**Work instructions:** In the listing below, find every line containing "τύπος" and copy it out.

**Entries supplied:**
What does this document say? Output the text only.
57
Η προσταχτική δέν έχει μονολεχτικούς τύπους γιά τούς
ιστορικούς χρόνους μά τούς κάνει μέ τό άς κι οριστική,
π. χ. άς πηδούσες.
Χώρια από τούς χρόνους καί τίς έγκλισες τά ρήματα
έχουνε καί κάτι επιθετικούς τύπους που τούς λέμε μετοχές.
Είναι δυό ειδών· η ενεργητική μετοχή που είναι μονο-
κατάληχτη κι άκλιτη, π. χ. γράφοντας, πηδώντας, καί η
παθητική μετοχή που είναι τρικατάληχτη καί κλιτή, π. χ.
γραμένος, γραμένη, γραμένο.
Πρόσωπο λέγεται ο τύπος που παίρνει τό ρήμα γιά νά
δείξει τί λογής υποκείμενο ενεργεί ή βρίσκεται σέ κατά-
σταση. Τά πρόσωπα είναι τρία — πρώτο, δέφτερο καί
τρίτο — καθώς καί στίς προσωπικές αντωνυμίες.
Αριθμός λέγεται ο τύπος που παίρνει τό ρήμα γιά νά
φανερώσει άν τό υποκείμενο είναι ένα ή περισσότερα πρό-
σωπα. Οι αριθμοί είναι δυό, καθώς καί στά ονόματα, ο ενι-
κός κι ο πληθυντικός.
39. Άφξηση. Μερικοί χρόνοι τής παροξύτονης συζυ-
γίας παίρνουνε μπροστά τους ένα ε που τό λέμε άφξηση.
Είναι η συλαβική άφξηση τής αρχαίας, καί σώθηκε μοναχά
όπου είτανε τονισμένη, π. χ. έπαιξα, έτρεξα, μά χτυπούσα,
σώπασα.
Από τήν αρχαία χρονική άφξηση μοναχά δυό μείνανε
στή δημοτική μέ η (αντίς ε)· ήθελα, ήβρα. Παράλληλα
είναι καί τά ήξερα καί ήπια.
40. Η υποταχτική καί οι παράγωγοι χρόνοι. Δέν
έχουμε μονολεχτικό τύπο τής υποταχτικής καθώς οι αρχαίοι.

**Answer to the problem:**
Πρόσωπο λέγεται ο τύπος που παίρνει τό ρήμα γιά νά
Αριθμός λέγεται ο τύπος που παίρνει τό ρήμα γιά νά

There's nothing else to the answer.